(Items listed in a dataset)

# # # #

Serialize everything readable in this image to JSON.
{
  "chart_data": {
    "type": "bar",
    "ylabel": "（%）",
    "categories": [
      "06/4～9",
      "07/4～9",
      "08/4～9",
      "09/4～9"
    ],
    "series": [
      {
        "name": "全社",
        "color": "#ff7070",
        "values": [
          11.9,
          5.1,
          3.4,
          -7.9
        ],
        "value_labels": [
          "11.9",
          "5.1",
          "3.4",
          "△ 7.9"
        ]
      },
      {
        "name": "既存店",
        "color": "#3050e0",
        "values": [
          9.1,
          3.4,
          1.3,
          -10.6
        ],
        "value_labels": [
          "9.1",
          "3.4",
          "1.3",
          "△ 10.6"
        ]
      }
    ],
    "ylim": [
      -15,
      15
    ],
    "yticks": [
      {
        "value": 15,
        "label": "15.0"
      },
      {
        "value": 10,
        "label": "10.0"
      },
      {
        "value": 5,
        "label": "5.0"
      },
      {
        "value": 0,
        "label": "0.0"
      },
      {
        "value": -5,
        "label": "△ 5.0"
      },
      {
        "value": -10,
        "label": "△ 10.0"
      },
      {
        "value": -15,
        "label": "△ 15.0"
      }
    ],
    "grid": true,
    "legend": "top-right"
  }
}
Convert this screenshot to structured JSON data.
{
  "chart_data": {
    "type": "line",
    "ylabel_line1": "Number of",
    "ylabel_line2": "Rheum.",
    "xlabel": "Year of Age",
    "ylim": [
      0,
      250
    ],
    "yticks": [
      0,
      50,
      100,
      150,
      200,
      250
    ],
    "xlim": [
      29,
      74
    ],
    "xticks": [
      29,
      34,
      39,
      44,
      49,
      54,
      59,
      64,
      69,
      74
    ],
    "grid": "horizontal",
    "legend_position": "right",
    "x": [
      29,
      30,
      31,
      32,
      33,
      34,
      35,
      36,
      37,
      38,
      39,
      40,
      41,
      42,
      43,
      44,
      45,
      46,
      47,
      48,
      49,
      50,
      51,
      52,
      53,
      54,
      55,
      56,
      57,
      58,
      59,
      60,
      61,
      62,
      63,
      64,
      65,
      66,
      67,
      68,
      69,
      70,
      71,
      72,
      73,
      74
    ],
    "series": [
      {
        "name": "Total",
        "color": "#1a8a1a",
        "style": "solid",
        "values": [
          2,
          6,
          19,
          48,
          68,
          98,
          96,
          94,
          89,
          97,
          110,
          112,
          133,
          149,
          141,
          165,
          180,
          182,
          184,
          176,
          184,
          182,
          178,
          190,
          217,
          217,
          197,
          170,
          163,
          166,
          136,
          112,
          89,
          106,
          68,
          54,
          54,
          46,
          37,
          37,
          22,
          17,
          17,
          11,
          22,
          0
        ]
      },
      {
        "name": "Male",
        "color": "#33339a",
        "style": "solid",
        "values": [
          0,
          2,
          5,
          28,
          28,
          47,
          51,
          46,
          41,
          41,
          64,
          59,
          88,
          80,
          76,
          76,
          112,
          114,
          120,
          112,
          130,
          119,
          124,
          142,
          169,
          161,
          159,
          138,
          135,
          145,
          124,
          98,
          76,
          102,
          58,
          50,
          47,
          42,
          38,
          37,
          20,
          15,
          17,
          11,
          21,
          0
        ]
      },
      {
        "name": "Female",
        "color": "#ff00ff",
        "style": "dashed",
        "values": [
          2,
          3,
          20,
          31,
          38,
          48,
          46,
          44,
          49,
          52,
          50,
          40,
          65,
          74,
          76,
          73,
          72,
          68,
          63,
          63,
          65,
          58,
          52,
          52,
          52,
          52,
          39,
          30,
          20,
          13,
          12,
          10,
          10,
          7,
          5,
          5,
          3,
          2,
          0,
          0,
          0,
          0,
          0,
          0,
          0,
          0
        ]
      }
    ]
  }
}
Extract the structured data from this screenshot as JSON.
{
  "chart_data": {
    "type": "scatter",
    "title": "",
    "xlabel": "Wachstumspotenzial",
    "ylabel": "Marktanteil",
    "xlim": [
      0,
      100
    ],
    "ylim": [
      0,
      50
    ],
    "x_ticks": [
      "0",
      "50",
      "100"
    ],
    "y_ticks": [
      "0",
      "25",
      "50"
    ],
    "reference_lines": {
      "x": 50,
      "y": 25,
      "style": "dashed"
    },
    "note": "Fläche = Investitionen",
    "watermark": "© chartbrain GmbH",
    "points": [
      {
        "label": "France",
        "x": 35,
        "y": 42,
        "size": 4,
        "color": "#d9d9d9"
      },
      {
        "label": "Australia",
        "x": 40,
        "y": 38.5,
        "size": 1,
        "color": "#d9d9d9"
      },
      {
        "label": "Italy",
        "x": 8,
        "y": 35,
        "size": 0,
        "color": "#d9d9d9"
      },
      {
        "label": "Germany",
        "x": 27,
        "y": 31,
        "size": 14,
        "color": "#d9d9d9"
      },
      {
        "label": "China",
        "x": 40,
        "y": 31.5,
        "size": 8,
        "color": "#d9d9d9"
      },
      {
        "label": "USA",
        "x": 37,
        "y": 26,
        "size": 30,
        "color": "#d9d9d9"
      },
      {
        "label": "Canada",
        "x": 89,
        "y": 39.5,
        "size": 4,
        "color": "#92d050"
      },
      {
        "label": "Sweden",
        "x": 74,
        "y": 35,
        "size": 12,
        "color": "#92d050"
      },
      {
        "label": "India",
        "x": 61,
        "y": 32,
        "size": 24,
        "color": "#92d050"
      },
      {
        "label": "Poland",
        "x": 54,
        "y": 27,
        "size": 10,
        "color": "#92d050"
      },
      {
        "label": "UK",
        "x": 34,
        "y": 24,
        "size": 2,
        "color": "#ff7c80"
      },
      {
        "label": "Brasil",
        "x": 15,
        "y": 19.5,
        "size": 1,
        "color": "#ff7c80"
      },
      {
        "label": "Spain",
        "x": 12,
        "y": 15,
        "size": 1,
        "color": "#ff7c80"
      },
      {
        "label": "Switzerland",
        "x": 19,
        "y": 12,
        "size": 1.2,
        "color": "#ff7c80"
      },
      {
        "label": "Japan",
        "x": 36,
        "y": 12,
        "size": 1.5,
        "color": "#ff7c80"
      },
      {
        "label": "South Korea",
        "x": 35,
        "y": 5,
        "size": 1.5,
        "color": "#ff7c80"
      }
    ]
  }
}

# # # #

# DIRECTIVE
State the number of lines in the records that contain the string "right", and nothing more.

# WRITTEN RESPONSE
2